* What this exercise asks:
• A. From the extract on the GST new return system, translate this sentence into Spanish: "Invoices uploaded by 10th of the next month will be auto-populated into the main return of the supplier."
• B. Carry on the extract about the GST new return system, writing the next part after its final sentence.

* Page extract:
● ● ●

Update as on 11th June 2019
The Ministry of Finance has released the transition plan for the proposed GST new return system. The same will be launched on a trial basis from July 2019 onwards, and will be implemented phase-wise from October 2019 onwards.
1. What are the different terms used in the document?
The invoices which are uploaded by the supplier on the portal are called Uploaded Invoices. These invoices would be a valid document for availing input tax credit by the corresponding recipient. The invoices will be allowed to be uploaded continuously by the supplier and viewed by the recipients through ‘Viewing Facility’.
Accepted or Locked Invoice
The invoices which the recipients confirm after viewing are called Accepted Invoices. These invoices are the base for the input tax credit . The invoice which were not explicitly ‘rejected’ or marked as ‘pending’ shall be treated as an Accepted invoice.
For instance, When the supplier wrongly enters a GSTIN in the invoice then the invoice is available on the viewing facility of the taxpayer who is not allowed to take the credit. In such cases, the recipient rejects those invoices. Those are known as Rejected Invoice
The invoices which have been uploaded in the portal but falls under these categories :
- Supply not received by the recipient
- According to the recipient, the invoice needs to be changed
- The recipient is not able to decide whether to take the input tax credit for the time being
The invoices which were not uploaded by the supplier but the recipient has claimed input tax credit are called Missing Invoices. The supplier shall report these invoices in the main return of any tax period with interest or penalty if applicable.
Any invoice can be amended by the supplier if the recipient has not availed the input tax credit on it and also the recipient has not accepted or locked it.
No amendment of the invoice will be done if the above conditions are contradicted.
Amendment return is different from a regular return. If the taxpayer has made wrong entries in the return, he can amend the same in the Amendment return. The format will be very similar to Table 9A of the GSTR-1.
2. Who is required to file GSTR – Monthly returns?
All the taxpayers registered under GST laws are required to file GSTR-monthly except the following :
a. Small Taxpayers (who have a Turnover up to Rs. 5 Crore in last financial year and have not opted quarterly)
b. Composition Dealer
c. Input Service Distributor (ISD)
d. Non- Resident Registered person (NRI)
e. Person liable to deduct or collect tax under the CGST Act
The above taxpayers may either have to continue filing the existing returns prevalent under the current system or may fall under the category of taxpayers required to file the quarterly GSTR.
3. All about Monthly returns process
When is Monthly GST Returns(MAIN Return) due?
a. All the Taxpayers except the ones specified above are required to file monthly GST returns. Due Date for filing the same will be 20th of next month.
How to prepare Monthly GST returns?
a. Most of the fields in the GST Returns will be auto-populated. There will be a separate continuous system of Invoice upload by suppliers and viewing facility available to the recipient of the supply who can accept or reject the invoice.
b. Invoices uploaded by 10th of the next month will be auto-populated into the main return of the supplier.
c. Only the uploaded invoices by the supplier can be a valid document for availing Input tax credit.
d. The invoices uploaded which can be availed as Input tax credit shall be posted in the ITC table of the recipient’s return by 11th of the next month.
e. Invoices which has been uploaded by the supplier and made available to the recipient shall be deemed to have been locked when it has not been rejected or marked kept pending, once after the return for the relevant tax period has been filed by the recipient.

● ● ●

* Given information:
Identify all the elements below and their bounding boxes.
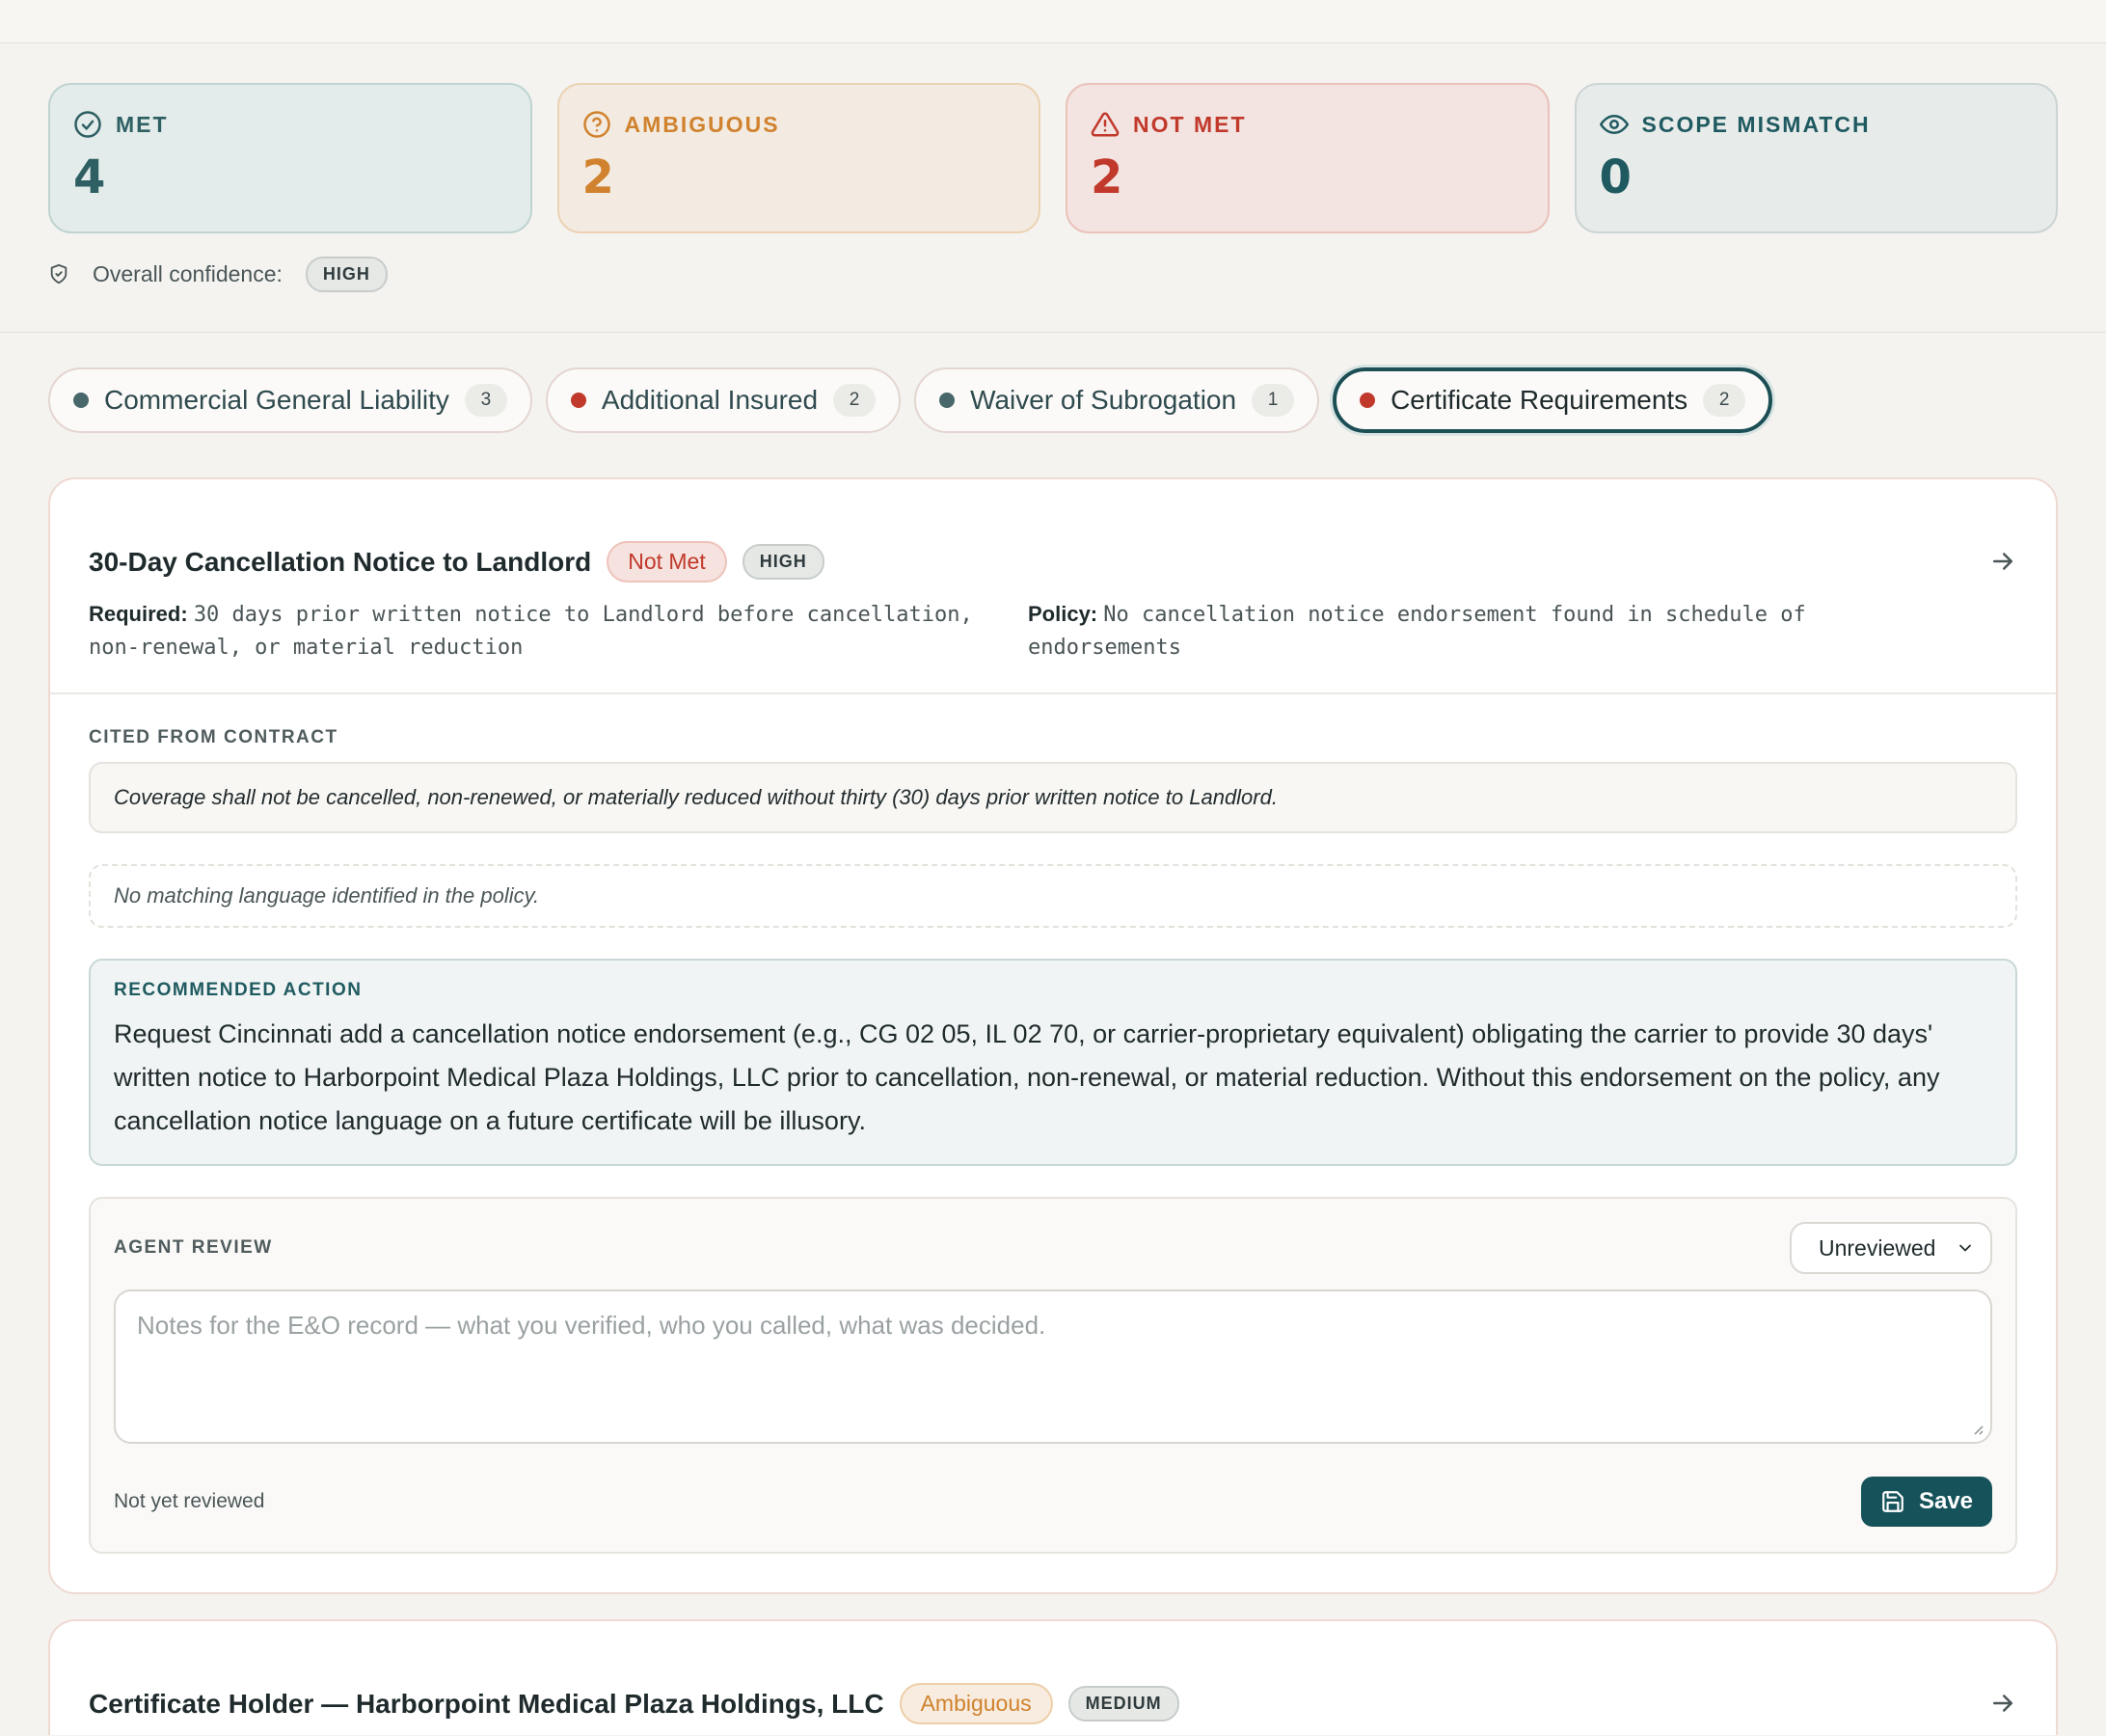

● ● ●

* Replies:
• A. Las facturas cargadas hasta el día 10 del mes siguiente se incorporarán automáticamente a la declaración principal del proveedor.

• B.
f. Accidental locking of the invoice can be unlocked only by the recipient but only after reversing the ITC.
g. All the pending invoices shall be reported by the recipients and no ITC will be availed on them.
h. Uploaded invoices on which no ITC is availed and not locked by the recipient can be amended. However, locked invoices cannot be amended. But a credit or Debit Note can be raised for amending an invoice.
i. Amendment of missing Invoices reported later by the supplier shall be carried out through amendment return of the relevant tax period to which the Invoice pertains to.
For Eg: Invoice of April if uploaded in September shall get amended with the amendment of return for the month of April only
j. First 6 months will be the transitional phase, the recipient will be able to avail ITC on the self-declaration basis even on the invoices not uploaded by suppliers by 10th of the next month or thereafter.
k. Return filing status of the supplier will be visible to the recipient after the due date of filing return. The recipients will be aware of whether the supplier has discharged the tax liability on the purchases made by them or not.
l. To protect the interest of the recipients, a newly registered taxpayer and a taxpayer who has defaulted in tax payment for any previous time period will be allowed to upload invoices only up to a threshold amount or only after making the default good.
Is there an option to revise Monthly GST Returns?
a. Yes, the filing of another return known as amendment returns is present. Not just that, for reporting of missing invoices, separate procedure is prescribed through the main return itself.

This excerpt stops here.